**Description of the task:** Find the lines that contain the word "Perfil" and copy each one.

--- BEGIN Data shown ---

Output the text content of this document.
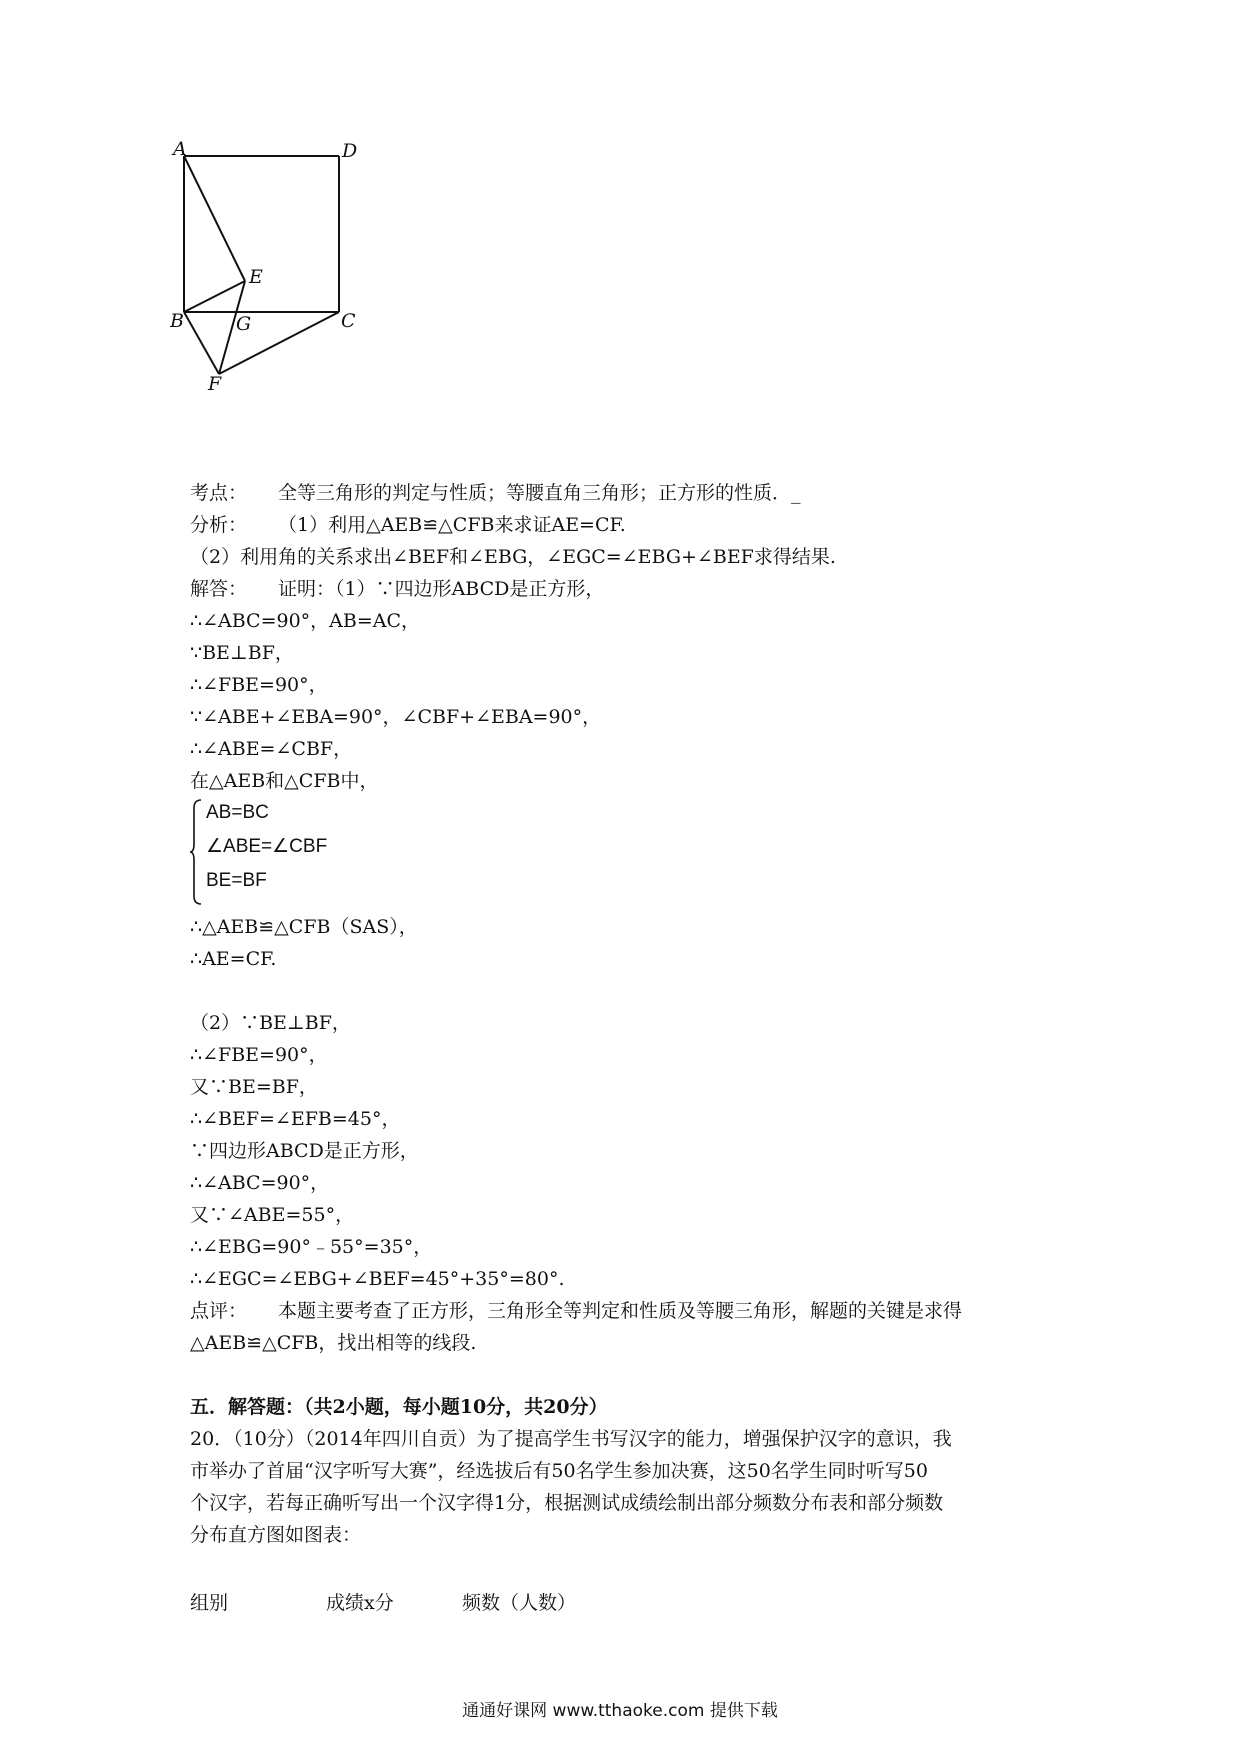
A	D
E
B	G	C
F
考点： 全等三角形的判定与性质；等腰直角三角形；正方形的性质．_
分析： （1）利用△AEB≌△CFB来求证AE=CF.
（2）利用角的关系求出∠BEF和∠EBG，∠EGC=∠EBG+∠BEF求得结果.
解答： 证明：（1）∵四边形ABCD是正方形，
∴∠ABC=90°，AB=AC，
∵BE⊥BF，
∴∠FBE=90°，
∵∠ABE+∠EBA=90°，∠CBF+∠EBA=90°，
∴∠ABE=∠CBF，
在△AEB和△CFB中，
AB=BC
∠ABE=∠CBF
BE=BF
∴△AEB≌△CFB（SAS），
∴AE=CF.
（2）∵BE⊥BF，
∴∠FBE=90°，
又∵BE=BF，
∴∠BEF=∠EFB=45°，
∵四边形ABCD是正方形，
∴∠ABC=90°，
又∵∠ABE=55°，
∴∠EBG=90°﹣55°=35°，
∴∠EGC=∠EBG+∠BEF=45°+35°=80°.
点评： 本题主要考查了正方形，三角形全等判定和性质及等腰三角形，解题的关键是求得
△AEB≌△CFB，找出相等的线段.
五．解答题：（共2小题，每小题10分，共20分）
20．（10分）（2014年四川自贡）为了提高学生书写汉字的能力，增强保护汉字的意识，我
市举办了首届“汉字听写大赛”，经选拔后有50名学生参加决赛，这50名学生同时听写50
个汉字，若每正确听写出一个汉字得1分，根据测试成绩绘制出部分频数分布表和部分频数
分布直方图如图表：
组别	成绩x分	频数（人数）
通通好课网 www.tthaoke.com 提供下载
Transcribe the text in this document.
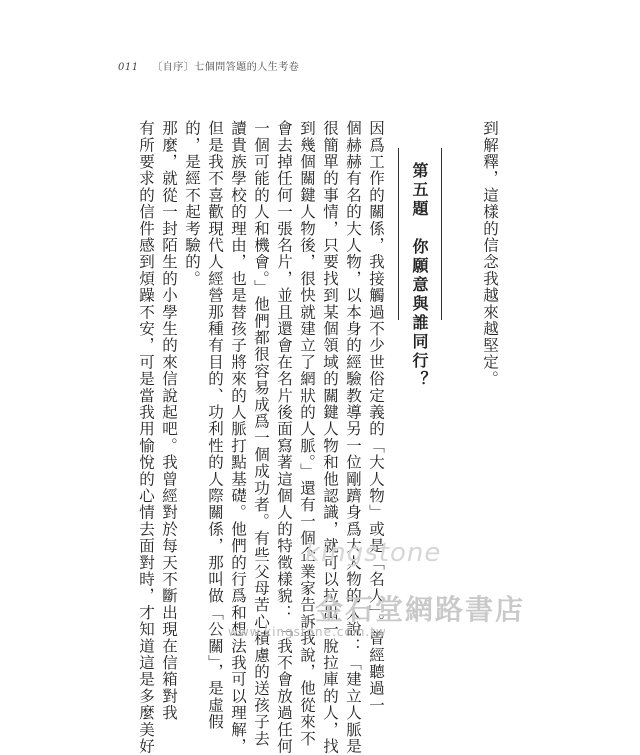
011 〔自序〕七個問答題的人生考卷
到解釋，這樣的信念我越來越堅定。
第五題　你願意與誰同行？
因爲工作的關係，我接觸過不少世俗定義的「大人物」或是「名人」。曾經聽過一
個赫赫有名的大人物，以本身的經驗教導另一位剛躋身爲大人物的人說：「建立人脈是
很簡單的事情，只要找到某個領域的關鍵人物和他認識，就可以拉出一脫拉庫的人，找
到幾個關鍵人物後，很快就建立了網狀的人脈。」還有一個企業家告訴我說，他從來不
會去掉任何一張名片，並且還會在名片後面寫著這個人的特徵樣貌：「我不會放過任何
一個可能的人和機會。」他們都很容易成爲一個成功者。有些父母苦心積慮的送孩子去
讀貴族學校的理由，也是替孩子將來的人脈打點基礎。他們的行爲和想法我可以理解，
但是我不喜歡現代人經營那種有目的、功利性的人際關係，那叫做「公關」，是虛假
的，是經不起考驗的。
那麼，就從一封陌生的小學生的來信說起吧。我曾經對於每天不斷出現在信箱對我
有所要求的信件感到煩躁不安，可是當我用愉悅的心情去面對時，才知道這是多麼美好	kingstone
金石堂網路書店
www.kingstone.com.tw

--- END Data shown ---
--- BEGIN Data shown ---

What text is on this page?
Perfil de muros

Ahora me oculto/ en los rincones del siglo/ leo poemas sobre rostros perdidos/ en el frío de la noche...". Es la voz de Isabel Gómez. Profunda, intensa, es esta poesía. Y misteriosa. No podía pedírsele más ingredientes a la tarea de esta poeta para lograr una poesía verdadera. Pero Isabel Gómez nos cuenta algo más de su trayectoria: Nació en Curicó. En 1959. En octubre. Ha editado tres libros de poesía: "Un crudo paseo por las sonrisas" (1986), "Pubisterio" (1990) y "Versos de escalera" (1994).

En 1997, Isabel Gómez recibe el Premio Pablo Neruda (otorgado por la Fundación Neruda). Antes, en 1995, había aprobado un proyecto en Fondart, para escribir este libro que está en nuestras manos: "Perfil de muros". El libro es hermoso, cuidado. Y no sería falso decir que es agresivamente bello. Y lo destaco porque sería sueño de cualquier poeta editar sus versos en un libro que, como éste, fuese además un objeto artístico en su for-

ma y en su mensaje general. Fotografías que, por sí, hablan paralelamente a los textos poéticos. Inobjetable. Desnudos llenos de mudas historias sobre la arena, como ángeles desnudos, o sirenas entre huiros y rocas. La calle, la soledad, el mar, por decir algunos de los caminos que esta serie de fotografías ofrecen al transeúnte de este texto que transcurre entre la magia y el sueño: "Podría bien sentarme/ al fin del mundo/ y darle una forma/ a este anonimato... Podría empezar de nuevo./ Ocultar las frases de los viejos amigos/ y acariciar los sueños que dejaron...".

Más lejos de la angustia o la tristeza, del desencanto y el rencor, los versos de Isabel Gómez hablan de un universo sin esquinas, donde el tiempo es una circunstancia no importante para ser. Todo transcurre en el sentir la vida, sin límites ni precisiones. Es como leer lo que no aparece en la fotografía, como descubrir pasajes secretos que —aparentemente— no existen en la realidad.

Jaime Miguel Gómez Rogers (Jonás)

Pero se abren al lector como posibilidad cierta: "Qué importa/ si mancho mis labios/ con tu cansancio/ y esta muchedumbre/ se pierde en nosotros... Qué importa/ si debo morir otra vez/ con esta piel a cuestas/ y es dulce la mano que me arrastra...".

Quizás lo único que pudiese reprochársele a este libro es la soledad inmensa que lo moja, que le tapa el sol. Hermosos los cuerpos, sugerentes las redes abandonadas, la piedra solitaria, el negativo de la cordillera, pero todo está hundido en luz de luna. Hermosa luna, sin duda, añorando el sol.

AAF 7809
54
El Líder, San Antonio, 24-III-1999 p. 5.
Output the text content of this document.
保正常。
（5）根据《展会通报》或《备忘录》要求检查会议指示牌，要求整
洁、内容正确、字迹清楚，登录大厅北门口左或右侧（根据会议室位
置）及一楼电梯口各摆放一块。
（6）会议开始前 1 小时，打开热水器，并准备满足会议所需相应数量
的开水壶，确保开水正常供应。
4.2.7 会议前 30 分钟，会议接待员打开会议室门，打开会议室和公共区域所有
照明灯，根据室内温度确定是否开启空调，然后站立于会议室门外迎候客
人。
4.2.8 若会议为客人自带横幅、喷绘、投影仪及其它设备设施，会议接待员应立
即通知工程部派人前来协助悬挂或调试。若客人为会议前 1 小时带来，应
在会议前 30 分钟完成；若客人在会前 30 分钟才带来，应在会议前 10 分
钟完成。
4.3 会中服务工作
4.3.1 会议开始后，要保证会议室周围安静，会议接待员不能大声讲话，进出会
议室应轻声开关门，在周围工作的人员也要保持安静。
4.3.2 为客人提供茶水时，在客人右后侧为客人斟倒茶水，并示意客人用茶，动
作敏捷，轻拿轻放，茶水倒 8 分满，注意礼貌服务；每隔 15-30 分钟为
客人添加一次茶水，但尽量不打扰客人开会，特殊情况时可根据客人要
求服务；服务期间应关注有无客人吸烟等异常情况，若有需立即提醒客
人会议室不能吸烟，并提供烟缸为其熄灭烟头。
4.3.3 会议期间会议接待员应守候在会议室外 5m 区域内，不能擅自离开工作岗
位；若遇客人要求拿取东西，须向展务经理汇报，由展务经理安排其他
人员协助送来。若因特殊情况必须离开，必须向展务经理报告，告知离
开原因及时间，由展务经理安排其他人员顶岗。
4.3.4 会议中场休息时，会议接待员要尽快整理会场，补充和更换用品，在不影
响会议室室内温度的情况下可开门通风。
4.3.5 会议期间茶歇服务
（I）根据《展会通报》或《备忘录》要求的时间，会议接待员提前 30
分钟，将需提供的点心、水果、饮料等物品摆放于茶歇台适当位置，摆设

--- END Data shown ---

**Exercise answer:**
Perfil de muros
En 1997, Isabel Gómez recibe el Premio Pablo Neruda (otorgado por la Fundación Neruda). Antes, en 1995, había aprobado un proyecto en Fondart, para escribir este libro que está en nuestras manos: "Perfil de muros". El libro es hermoso, cuidado. Y no sería falso decir que es agresivamente bello. Y lo destaco porque sería sueño de cualquier poeta editar sus versos en un libro que, como éste, fuese además un objeto artístico en su for-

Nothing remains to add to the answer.